──────── DATA EXTRACT ────────

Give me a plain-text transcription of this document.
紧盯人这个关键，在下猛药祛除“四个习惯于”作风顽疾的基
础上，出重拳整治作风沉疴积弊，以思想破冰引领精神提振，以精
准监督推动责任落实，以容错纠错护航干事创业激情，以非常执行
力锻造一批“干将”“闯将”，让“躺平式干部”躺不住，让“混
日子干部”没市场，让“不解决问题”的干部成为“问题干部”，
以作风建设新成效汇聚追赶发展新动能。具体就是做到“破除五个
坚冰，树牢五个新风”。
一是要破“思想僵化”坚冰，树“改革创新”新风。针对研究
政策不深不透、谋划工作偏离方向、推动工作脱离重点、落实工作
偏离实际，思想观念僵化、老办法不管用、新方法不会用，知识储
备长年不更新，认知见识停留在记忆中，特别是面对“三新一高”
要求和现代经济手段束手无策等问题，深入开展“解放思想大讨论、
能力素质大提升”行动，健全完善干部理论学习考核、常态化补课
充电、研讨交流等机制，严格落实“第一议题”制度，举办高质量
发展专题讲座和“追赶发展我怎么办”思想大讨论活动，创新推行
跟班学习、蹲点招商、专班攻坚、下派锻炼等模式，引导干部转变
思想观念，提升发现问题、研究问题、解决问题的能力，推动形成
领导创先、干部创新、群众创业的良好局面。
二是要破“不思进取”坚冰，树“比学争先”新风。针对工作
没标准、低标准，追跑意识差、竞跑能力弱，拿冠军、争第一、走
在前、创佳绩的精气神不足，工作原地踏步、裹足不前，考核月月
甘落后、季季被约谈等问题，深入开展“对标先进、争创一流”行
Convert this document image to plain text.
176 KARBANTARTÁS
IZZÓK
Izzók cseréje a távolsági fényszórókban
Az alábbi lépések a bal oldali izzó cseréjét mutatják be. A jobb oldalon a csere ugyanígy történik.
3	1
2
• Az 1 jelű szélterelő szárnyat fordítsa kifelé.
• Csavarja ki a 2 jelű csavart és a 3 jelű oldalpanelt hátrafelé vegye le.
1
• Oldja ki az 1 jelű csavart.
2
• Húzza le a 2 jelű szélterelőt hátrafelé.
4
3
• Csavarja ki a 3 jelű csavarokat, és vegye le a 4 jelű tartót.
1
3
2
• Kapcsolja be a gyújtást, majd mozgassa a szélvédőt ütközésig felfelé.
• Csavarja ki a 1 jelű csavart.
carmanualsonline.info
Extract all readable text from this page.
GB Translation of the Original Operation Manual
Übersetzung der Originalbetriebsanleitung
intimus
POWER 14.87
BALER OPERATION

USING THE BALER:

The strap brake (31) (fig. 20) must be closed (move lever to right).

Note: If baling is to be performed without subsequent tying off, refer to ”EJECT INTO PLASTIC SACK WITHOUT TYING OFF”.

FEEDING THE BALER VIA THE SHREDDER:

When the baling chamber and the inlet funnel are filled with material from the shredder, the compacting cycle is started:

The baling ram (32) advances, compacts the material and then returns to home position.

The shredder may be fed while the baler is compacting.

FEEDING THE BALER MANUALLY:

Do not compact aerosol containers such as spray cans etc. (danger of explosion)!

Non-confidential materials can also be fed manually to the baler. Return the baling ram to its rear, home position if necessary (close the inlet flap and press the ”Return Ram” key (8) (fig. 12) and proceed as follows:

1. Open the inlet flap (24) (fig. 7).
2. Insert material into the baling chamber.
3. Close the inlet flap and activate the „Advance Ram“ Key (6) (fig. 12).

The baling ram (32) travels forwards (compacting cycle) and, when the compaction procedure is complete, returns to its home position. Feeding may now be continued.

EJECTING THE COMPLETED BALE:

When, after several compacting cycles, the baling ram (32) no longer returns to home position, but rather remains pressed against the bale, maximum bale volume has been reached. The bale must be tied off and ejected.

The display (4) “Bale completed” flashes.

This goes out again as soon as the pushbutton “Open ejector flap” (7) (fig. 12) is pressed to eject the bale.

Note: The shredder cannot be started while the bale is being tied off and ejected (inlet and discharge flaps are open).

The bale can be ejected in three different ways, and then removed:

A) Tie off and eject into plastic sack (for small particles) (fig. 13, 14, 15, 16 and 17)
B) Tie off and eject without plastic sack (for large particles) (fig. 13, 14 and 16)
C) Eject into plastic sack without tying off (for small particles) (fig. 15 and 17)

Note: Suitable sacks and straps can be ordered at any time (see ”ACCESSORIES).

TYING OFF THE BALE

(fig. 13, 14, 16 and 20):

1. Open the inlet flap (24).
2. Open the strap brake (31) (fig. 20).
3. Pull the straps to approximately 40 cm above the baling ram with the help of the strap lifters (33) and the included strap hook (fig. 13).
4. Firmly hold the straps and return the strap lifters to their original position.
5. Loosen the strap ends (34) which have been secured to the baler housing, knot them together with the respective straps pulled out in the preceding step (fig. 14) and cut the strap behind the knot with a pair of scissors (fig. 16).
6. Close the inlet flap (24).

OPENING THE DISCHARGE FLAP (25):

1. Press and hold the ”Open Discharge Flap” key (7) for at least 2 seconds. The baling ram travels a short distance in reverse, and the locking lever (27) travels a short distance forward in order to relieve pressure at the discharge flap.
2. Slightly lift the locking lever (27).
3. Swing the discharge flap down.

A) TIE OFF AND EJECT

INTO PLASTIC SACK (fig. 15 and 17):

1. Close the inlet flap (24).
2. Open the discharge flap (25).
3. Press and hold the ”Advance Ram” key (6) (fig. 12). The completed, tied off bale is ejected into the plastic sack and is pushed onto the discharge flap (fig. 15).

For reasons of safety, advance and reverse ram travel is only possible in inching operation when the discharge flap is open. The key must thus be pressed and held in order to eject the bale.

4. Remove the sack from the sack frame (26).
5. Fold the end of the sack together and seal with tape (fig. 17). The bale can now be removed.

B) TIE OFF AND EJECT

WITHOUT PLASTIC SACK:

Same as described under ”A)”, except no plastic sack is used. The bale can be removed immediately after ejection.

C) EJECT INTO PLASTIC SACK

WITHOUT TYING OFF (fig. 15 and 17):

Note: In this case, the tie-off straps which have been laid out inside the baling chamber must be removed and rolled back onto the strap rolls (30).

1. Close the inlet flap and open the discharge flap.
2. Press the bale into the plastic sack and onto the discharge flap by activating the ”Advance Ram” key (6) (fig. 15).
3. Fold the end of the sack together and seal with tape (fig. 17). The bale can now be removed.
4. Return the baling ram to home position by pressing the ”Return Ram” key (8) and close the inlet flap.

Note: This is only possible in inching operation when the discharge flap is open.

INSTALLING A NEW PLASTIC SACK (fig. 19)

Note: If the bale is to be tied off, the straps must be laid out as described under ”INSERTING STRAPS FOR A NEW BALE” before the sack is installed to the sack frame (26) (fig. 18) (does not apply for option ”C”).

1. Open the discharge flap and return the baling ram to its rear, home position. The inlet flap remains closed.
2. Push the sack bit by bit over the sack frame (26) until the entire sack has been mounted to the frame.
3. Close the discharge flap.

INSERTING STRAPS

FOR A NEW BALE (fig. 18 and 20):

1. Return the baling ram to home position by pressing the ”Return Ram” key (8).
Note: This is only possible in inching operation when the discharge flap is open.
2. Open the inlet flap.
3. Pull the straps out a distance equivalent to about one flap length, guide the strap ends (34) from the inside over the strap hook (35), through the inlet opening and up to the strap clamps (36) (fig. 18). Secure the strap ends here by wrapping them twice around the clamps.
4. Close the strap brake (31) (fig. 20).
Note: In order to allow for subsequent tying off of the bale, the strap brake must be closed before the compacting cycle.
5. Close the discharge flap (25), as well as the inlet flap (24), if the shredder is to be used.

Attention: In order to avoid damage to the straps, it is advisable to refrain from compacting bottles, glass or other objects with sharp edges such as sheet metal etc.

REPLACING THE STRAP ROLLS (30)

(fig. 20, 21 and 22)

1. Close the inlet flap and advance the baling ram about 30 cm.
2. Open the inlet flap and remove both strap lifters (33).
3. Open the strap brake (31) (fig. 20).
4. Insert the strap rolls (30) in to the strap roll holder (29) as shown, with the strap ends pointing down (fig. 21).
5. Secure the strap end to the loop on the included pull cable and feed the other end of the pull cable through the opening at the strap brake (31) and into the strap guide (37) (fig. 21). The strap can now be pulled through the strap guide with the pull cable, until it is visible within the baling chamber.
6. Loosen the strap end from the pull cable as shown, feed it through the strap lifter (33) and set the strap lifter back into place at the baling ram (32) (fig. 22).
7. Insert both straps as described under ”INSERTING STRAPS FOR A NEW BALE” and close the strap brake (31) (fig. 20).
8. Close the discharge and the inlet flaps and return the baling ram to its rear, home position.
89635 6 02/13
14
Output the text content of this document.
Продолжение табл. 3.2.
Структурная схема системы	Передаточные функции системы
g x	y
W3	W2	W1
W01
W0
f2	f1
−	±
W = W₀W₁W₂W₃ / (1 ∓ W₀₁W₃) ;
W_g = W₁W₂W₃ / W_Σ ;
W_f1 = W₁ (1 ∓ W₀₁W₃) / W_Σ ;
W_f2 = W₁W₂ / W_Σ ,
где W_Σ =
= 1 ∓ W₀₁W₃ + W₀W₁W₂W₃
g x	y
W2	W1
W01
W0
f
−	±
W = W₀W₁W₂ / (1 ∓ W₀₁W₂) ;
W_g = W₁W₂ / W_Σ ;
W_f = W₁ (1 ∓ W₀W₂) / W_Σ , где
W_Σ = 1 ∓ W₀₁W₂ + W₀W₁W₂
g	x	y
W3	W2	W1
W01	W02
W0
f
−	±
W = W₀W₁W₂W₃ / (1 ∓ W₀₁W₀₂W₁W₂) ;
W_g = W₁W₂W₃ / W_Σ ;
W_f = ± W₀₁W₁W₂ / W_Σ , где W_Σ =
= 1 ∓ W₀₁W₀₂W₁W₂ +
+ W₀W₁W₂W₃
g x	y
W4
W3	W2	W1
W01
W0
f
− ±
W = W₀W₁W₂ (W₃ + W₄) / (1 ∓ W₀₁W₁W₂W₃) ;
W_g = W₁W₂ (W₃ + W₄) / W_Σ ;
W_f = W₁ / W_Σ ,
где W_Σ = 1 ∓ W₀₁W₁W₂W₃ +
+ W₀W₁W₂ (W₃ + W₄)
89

────────

## OBJECTIVE:
Give again only the lines starting at the one that contains "Output the text content of this document." and running to the end of the data.

## EXERCISE RESPONSE:
Output the text content of this document.
Продолжение табл. 3.2.
Структурная схема системы	Передаточные функции системы
g x	y
W3	W2	W1
W01
W0
f2	f1
−	±
W = W₀W₁W₂W₃ / (1 ∓ W₀₁W₃) ;
W_g = W₁W₂W₃ / W_Σ ;
W_f1 = W₁ (1 ∓ W₀₁W₃) / W_Σ ;
W_f2 = W₁W₂ / W_Σ ,
где W_Σ =
= 1 ∓ W₀₁W₃ + W₀W₁W₂W₃
g x	y
W2	W1
W01
W0
f
−	±
W = W₀W₁W₂ / (1 ∓ W₀₁W₂) ;
W_g = W₁W₂ / W_Σ ;
W_f = W₁ (1 ∓ W₀W₂) / W_Σ , где
W_Σ = 1 ∓ W₀₁W₂ + W₀W₁W₂
g	x	y
W3	W2	W1
W01	W02
W0
f
−	±
W = W₀W₁W₂W₃ / (1 ∓ W₀₁W₀₂W₁W₂) ;
W_g = W₁W₂W₃ / W_Σ ;
W_f = ± W₀₁W₁W₂ / W_Σ , где W_Σ =
= 1 ∓ W₀₁W₀₂W₁W₂ +
+ W₀W₁W₂W₃
g x	y
W4
W3	W2	W1
W01
W0
f
− ±
W = W₀W₁W₂ (W₃ + W₄) / (1 ∓ W₀₁W₁W₂W₃) ;
W_g = W₁W₂ (W₃ + W₄) / W_Σ ;
W_f = W₁ / W_Σ ,
где W_Σ = 1 ∓ W₀₁W₁W₂W₃ +
+ W₀W₁W₂ (W₃ + W₄)
89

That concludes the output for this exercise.